• _Direction_: Each entry below is to be transcribed exactly.

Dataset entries
────────────────────

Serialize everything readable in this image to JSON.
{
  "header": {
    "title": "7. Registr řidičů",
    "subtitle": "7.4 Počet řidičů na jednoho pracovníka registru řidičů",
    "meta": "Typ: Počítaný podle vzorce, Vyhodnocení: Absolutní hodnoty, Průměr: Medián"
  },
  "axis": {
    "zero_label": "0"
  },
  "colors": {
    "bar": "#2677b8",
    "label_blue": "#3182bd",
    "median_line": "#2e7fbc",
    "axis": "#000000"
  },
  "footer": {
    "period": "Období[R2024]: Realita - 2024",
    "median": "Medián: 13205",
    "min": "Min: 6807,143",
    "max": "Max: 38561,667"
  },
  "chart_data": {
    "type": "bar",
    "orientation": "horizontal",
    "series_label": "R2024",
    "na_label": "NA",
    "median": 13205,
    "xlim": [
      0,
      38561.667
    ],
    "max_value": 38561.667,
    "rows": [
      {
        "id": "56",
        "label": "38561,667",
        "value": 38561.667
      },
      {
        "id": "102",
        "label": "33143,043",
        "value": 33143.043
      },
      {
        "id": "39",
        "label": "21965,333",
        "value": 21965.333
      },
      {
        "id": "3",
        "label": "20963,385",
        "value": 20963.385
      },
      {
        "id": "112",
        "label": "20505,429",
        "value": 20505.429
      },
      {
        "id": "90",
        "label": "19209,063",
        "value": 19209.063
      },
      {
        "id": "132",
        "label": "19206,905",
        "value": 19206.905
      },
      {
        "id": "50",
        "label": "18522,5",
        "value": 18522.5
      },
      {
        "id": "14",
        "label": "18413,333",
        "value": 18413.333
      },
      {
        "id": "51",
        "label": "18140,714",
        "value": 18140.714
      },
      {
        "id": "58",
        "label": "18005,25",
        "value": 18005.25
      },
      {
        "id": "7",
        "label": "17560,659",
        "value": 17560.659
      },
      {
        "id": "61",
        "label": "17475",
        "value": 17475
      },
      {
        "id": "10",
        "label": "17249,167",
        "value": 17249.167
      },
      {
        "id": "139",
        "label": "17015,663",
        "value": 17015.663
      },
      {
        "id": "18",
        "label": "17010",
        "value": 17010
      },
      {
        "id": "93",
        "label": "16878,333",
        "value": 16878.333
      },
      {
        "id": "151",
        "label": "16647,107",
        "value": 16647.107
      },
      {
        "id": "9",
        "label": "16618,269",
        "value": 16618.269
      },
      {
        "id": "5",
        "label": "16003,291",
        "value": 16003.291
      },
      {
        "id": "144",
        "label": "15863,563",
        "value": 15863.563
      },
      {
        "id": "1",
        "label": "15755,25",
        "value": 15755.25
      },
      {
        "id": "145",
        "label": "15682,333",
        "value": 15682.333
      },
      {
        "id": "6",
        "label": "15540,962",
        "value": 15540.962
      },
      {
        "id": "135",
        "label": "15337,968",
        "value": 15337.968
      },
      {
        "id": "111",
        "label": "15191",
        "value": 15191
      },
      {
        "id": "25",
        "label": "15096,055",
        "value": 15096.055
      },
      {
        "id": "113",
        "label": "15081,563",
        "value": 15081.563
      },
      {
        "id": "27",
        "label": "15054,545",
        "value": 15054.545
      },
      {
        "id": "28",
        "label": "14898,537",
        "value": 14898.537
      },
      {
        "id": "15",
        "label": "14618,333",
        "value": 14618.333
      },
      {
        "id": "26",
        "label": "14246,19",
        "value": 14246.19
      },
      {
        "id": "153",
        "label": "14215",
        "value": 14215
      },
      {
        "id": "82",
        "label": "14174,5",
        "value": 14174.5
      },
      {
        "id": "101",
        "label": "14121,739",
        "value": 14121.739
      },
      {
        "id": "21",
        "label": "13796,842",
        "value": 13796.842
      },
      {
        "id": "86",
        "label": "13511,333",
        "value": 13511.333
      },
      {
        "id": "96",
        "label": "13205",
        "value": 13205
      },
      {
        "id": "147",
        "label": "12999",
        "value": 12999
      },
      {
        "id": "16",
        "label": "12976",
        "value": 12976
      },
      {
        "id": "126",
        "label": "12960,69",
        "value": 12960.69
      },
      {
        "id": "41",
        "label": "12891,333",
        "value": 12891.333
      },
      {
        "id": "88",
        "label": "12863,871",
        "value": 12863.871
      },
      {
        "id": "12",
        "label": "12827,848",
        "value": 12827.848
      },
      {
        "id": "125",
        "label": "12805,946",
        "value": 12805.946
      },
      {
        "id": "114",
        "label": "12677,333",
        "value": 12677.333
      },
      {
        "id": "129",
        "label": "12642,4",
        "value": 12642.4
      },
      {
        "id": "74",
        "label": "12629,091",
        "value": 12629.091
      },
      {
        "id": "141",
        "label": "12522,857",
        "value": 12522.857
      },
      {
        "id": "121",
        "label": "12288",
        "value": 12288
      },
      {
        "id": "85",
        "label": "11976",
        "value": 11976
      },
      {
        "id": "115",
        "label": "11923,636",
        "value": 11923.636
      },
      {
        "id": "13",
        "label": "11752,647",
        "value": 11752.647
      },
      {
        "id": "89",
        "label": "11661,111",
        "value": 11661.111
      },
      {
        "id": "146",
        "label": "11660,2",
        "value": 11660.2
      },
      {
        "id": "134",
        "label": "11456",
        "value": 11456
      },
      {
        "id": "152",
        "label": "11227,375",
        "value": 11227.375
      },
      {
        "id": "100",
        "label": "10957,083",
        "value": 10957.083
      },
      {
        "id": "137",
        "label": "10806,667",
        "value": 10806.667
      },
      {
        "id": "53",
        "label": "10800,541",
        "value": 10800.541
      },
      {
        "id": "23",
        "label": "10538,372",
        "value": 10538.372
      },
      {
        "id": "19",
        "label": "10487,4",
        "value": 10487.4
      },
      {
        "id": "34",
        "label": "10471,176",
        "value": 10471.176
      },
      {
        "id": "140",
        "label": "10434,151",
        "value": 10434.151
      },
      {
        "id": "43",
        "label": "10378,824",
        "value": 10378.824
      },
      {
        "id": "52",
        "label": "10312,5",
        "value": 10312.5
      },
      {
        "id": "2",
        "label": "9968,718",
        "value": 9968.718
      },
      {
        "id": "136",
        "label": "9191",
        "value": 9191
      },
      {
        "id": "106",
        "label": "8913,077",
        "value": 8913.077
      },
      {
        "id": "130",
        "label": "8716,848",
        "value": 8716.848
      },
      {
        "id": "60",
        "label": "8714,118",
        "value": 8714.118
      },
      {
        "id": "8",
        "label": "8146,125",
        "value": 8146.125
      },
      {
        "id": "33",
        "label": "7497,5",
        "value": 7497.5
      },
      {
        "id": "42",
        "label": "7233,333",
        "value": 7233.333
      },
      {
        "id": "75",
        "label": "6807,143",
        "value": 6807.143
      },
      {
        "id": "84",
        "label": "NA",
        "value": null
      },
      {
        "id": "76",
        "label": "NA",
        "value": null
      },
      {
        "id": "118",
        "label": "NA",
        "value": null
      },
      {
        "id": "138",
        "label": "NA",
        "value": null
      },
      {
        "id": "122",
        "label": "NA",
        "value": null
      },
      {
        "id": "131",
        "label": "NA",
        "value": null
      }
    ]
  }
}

────────────────────

• _Reply_:
Serialize everything readable in this image to JSON.
{
  "header": {
    "title": "7. Registr řidičů",
    "subtitle": "7.4 Počet řidičů na jednoho pracovníka registru řidičů",
    "meta": "Typ: Počítaný podle vzorce, Vyhodnocení: Absolutní hodnoty, Průměr: Medián"
  },
  "axis": {
    "zero_label": "0"
  },
  "colors": {
    "bar": "#2677b8",
    "label_blue": "#3182bd",
    "median_line": "#2e7fbc",
    "axis": "#000000"
  },
  "footer": {
    "period": "Období[R2024]: Realita - 2024",
    "median": "Medián: 13205",
    "min": "Min: 6807,143",
    "max": "Max: 38561,667"
  },
  "chart_data": {
    "type": "bar",
    "orientation": "horizontal",
    "series_label": "R2024",
    "na_label": "NA",
    "median": 13205,
    "xlim": [
      0,
      38561.667
    ],
    "max_value": 38561.667,
    "rows": [
      {
        "id": "56",
        "label": "38561,667",
        "value": 38561.667
      },
      {
        "id": "102",
        "label": "33143,043",
        "value": 33143.043
      },
      {
        "id": "39",
        "label": "21965,333",
        "value": 21965.333
      },
      {
        "id": "3",
        "label": "20963,385",
        "value": 20963.385
      },
      {
        "id": "112",
        "label": "20505,429",
        "value": 20505.429
      },
      {
        "id": "90",
        "label": "19209,063",
        "value": 19209.063
      },
      {
        "id": "132",
        "label": "19206,905",
        "value": 19206.905
      },
      {
        "id": "50",
        "label": "18522,5",
        "value": 18522.5
      },
      {
        "id": "14",
        "label": "18413,333",
        "value": 18413.333
      },
      {
        "id": "51",
        "label": "18140,714",
        "value": 18140.714
      },
      {
        "id": "58",
        "label": "18005,25",
        "value": 18005.25
      },
      {
        "id": "7",
        "label": "17560,659",
        "value": 17560.659
      },
      {
        "id": "61",
        "label": "17475",
        "value": 17475
      },
      {
        "id": "10",
        "label": "17249,167",
        "value": 17249.167
      },
      {
        "id": "139",
        "label": "17015,663",
        "value": 17015.663
      },
      {
        "id": "18",
        "label": "17010",
        "value": 17010
      },
      {
        "id": "93",
        "label": "16878,333",
        "value": 16878.333
      },
      {
        "id": "151",
        "label": "16647,107",
        "value": 16647.107
      },
      {
        "id": "9",
        "label": "16618,269",
        "value": 16618.269
      },
      {
        "id": "5",
        "label": "16003,291",
        "value": 16003.291
      },
      {
        "id": "144",
        "label": "15863,563",
        "value": 15863.563
      },
      {
        "id": "1",
        "label": "15755,25",
        "value": 15755.25
      },
      {
        "id": "145",
        "label": "15682,333",
        "value": 15682.333
      },
      {
        "id": "6",
        "label": "15540,962",
        "value": 15540.962
      },
      {
        "id": "135",
        "label": "15337,968",
        "value": 15337.968
      },
      {
        "id": "111",
        "label": "15191",
        "value": 15191
      },
      {
        "id": "25",
        "label": "15096,055",
        "value": 15096.055
      },
      {
        "id": "113",
        "label": "15081,563",
        "value": 15081.563
      },
      {
        "id": "27",
        "label": "15054,545",
        "value": 15054.545
      },
      {
        "id": "28",
        "label": "14898,537",
        "value": 14898.537
      },
      {
        "id": "15",
        "label": "14618,333",
        "value": 14618.333
      },
      {
        "id": "26",
        "label": "14246,19",
        "value": 14246.19
      },
      {
        "id": "153",
        "label": "14215",
        "value": 14215
      },
      {
        "id": "82",
        "label": "14174,5",
        "value": 14174.5
      },
      {
        "id": "101",
        "label": "14121,739",
        "value": 14121.739
      },
      {
        "id": "21",
        "label": "13796,842",
        "value": 13796.842
      },
      {
        "id": "86",
        "label": "13511,333",
        "value": 13511.333
      },
      {
        "id": "96",
        "label": "13205",
        "value": 13205
      },
      {
        "id": "147",
        "label": "12999",
        "value": 12999
      },
      {
        "id": "16",
        "label": "12976",
        "value": 12976
      },
      {
        "id": "126",
        "label": "12960,69",
        "value": 12960.69
      },
      {
        "id": "41",
        "label": "12891,333",
        "value": 12891.333
      },
      {
        "id": "88",
        "label": "12863,871",
        "value": 12863.871
      },
      {
        "id": "12",
        "label": "12827,848",
        "value": 12827.848
      },
      {
        "id": "125",
        "label": "12805,946",
        "value": 12805.946
      },
      {
        "id": "114",
        "label": "12677,333",
        "value": 12677.333
      },
      {
        "id": "129",
        "label": "12642,4",
        "value": 12642.4
      },
      {
        "id": "74",
        "label": "12629,091",
        "value": 12629.091
      },
      {
        "id": "141",
        "label": "12522,857",
        "value": 12522.857
      },
      {
        "id": "121",
        "label": "12288",
        "value": 12288
      },
      {
        "id": "85",
        "label": "11976",
        "value": 11976
      },
      {
        "id": "115",
        "label": "11923,636",
        "value": 11923.636
      },
      {
        "id": "13",
        "label": "11752,647",
        "value": 11752.647
      },
      {
        "id": "89",
        "label": "11661,111",
        "value": 11661.111
      },
      {
        "id": "146",
        "label": "11660,2",
        "value": 11660.2
      },
      {
        "id": "134",
        "label": "11456",
        "value": 11456
      },
      {
        "id": "152",
        "label": "11227,375",
        "value": 11227.375
      },
      {
        "id": "100",
        "label": "10957,083",
        "value": 10957.083
      },
      {
        "id": "137",
        "label": "10806,667",
        "value": 10806.667
      },
      {
        "id": "53",
        "label": "10800,541",
        "value": 10800.541
      },
      {
        "id": "23",
        "label": "10538,372",
        "value": 10538.372
      },
      {
        "id": "19",
        "label": "10487,4",
        "value": 10487.4
      },
      {
        "id": "34",
        "label": "10471,176",
        "value": 10471.176
      },
      {
        "id": "140",
        "label": "10434,151",
        "value": 10434.151
      },
      {
        "id": "43",
        "label": "10378,824",
        "value": 10378.824
      },
      {
        "id": "52",
        "label": "10312,5",
        "value": 10312.5
      },
      {
        "id": "2",
        "label": "9968,718",
        "value": 9968.718
      },
      {
        "id": "136",
        "label": "9191",
        "value": 9191
      },
      {
        "id": "106",
        "label": "8913,077",
        "value": 8913.077
      },
      {
        "id": "130",
        "label": "8716,848",
        "value": 8716.848
      },
      {
        "id": "60",
        "label": "8714,118",
        "value": 8714.118
      },
      {
        "id": "8",
        "label": "8146,125",
        "value": 8146.125
      },
      {
        "id": "33",
        "label": "7497,5",
        "value": 7497.5
      },
      {
        "id": "42",
        "label": "7233,333",
        "value": 7233.333
      },
      {
        "id": "75",
        "label": "6807,143",
        "value": 6807.143
      },
      {
        "id": "84",
        "label": "NA",
        "value": null
      },
      {
        "id": "76",
        "label": "NA",
        "value": null
      },
      {
        "id": "118",
        "label": "NA",
        "value": null
      },
      {
        "id": "138",
        "label": "NA",
        "value": null
      },
      {
        "id": "122",
        "label": "NA",
        "value": null
      },
      {
        "id": "131",
        "label": "NA",
        "value": null
      }
    ]
  }
}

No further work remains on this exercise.